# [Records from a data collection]
'''

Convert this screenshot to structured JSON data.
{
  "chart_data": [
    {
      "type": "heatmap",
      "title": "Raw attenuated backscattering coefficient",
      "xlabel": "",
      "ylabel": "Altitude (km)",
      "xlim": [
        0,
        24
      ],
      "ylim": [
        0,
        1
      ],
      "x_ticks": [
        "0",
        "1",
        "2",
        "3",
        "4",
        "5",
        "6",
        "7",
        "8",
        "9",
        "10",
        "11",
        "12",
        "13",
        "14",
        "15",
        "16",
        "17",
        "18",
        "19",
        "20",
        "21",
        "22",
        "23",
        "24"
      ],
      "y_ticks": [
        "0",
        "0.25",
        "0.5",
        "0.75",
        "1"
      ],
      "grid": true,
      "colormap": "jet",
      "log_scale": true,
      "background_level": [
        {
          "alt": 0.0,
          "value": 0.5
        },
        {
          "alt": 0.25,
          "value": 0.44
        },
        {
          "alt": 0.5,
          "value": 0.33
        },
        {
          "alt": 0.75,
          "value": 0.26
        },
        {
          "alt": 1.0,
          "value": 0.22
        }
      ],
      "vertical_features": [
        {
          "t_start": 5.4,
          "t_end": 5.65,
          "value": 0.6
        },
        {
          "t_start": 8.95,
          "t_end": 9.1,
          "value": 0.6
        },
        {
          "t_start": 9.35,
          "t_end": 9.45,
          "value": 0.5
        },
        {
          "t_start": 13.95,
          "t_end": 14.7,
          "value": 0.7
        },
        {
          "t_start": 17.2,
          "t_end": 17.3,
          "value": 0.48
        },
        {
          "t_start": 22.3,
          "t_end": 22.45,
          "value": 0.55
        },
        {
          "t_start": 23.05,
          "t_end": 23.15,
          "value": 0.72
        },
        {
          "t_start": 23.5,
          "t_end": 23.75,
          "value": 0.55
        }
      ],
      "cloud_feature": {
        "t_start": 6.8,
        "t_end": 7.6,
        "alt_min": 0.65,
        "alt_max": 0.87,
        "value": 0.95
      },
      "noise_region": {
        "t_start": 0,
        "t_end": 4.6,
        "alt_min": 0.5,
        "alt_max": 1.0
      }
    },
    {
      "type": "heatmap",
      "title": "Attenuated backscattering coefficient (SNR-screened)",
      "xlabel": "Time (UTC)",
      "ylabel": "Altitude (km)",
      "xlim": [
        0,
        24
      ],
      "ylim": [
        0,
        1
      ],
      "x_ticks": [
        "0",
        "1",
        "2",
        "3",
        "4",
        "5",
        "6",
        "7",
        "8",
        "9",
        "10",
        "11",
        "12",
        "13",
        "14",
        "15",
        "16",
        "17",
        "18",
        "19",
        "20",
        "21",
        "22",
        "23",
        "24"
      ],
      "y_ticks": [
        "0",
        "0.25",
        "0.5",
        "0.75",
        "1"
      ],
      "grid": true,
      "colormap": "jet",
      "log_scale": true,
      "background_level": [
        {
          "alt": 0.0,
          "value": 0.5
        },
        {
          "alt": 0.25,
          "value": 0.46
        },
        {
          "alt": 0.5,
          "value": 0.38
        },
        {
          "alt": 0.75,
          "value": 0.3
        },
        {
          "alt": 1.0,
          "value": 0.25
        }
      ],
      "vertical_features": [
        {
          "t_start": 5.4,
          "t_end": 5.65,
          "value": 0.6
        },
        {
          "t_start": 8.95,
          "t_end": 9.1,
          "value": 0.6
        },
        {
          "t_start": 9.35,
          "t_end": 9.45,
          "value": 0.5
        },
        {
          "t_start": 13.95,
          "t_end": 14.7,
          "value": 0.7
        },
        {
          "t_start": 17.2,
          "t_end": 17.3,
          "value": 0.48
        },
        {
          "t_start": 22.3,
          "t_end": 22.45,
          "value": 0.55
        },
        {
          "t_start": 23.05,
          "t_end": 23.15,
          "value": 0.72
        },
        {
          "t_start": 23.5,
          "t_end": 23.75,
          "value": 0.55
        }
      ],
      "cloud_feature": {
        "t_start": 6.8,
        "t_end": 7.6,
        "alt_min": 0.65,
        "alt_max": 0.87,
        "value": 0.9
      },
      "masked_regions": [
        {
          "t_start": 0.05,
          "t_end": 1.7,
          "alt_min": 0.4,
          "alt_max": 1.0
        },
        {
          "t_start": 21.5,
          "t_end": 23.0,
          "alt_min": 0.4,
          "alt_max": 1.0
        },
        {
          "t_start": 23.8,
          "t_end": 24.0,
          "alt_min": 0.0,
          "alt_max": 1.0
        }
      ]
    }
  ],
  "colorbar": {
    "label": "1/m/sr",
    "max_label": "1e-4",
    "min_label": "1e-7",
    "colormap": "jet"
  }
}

'''

# [Exercise]
Repeat the entries exactly, all of them.

# [Solution]
Convert this screenshot to structured JSON data.
{
  "chart_data": [
    {
      "type": "heatmap",
      "title": "Raw attenuated backscattering coefficient",
      "xlabel": "",
      "ylabel": "Altitude (km)",
      "xlim": [
        0,
        24
      ],
      "ylim": [
        0,
        1
      ],
      "x_ticks": [
        "0",
        "1",
        "2",
        "3",
        "4",
        "5",
        "6",
        "7",
        "8",
        "9",
        "10",
        "11",
        "12",
        "13",
        "14",
        "15",
        "16",
        "17",
        "18",
        "19",
        "20",
        "21",
        "22",
        "23",
        "24"
      ],
      "y_ticks": [
        "0",
        "0.25",
        "0.5",
        "0.75",
        "1"
      ],
      "grid": true,
      "colormap": "jet",
      "log_scale": true,
      "background_level": [
        {
          "alt": 0.0,
          "value": 0.5
        },
        {
          "alt": 0.25,
          "value": 0.44
        },
        {
          "alt": 0.5,
          "value": 0.33
        },
        {
          "alt": 0.75,
          "value": 0.26
        },
        {
          "alt": 1.0,
          "value": 0.22
        }
      ],
      "vertical_features": [
        {
          "t_start": 5.4,
          "t_end": 5.65,
          "value": 0.6
        },
        {
          "t_start": 8.95,
          "t_end": 9.1,
          "value": 0.6
        },
        {
          "t_start": 9.35,
          "t_end": 9.45,
          "value": 0.5
        },
        {
          "t_start": 13.95,
          "t_end": 14.7,
          "value": 0.7
        },
        {
          "t_start": 17.2,
          "t_end": 17.3,
          "value": 0.48
        },
        {
          "t_start": 22.3,
          "t_end": 22.45,
          "value": 0.55
        },
        {
          "t_start": 23.05,
          "t_end": 23.15,
          "value": 0.72
        },
        {
          "t_start": 23.5,
          "t_end": 23.75,
          "value": 0.55
        }
      ],
      "cloud_feature": {
        "t_start": 6.8,
        "t_end": 7.6,
        "alt_min": 0.65,
        "alt_max": 0.87,
        "value": 0.95
      },
      "noise_region": {
        "t_start": 0,
        "t_end": 4.6,
        "alt_min": 0.5,
        "alt_max": 1.0
      }
    },
    {
      "type": "heatmap",
      "title": "Attenuated backscattering coefficient (SNR-screened)",
      "xlabel": "Time (UTC)",
      "ylabel": "Altitude (km)",
      "xlim": [
        0,
        24
      ],
      "ylim": [
        0,
        1
      ],
      "x_ticks": [
        "0",
        "1",
        "2",
        "3",
        "4",
        "5",
        "6",
        "7",
        "8",
        "9",
        "10",
        "11",
        "12",
        "13",
        "14",
        "15",
        "16",
        "17",
        "18",
        "19",
        "20",
        "21",
        "22",
        "23",
        "24"
      ],
      "y_ticks": [
        "0",
        "0.25",
        "0.5",
        "0.75",
        "1"
      ],
      "grid": true,
      "colormap": "jet",
      "log_scale": true,
      "background_level": [
        {
          "alt": 0.0,
          "value": 0.5
        },
        {
          "alt": 0.25,
          "value": 0.46
        },
        {
          "alt": 0.5,
          "value": 0.38
        },
        {
          "alt": 0.75,
          "value": 0.3
        },
        {
          "alt": 1.0,
          "value": 0.25
        }
      ],
      "vertical_features": [
        {
          "t_start": 5.4,
          "t_end": 5.65,
          "value": 0.6
        },
        {
          "t_start": 8.95,
          "t_end": 9.1,
          "value": 0.6
        },
        {
          "t_start": 9.35,
          "t_end": 9.45,
          "value": 0.5
        },
        {
          "t_start": 13.95,
          "t_end": 14.7,
          "value": 0.7
        },
        {
          "t_start": 17.2,
          "t_end": 17.3,
          "value": 0.48
        },
        {
          "t_start": 22.3,
          "t_end": 22.45,
          "value": 0.55
        },
        {
          "t_start": 23.05,
          "t_end": 23.15,
          "value": 0.72
        },
        {
          "t_start": 23.5,
          "t_end": 23.75,
          "value": 0.55
        }
      ],
      "cloud_feature": {
        "t_start": 6.8,
        "t_end": 7.6,
        "alt_min": 0.65,
        "alt_max": 0.87,
        "value": 0.9
      },
      "masked_regions": [
        {
          "t_start": 0.05,
          "t_end": 1.7,
          "alt_min": 0.4,
          "alt_max": 1.0
        },
        {
          "t_start": 21.5,
          "t_end": 23.0,
          "alt_min": 0.4,
          "alt_max": 1.0
        },
        {
          "t_start": 23.8,
          "t_end": 24.0,
          "alt_min": 0.0,
          "alt_max": 1.0
        }
      ]
    }
  ],
  "colorbar": {
    "label": "1/m/sr",
    "max_label": "1e-4",
    "min_label": "1e-7",
    "colormap": "jet"
  }
}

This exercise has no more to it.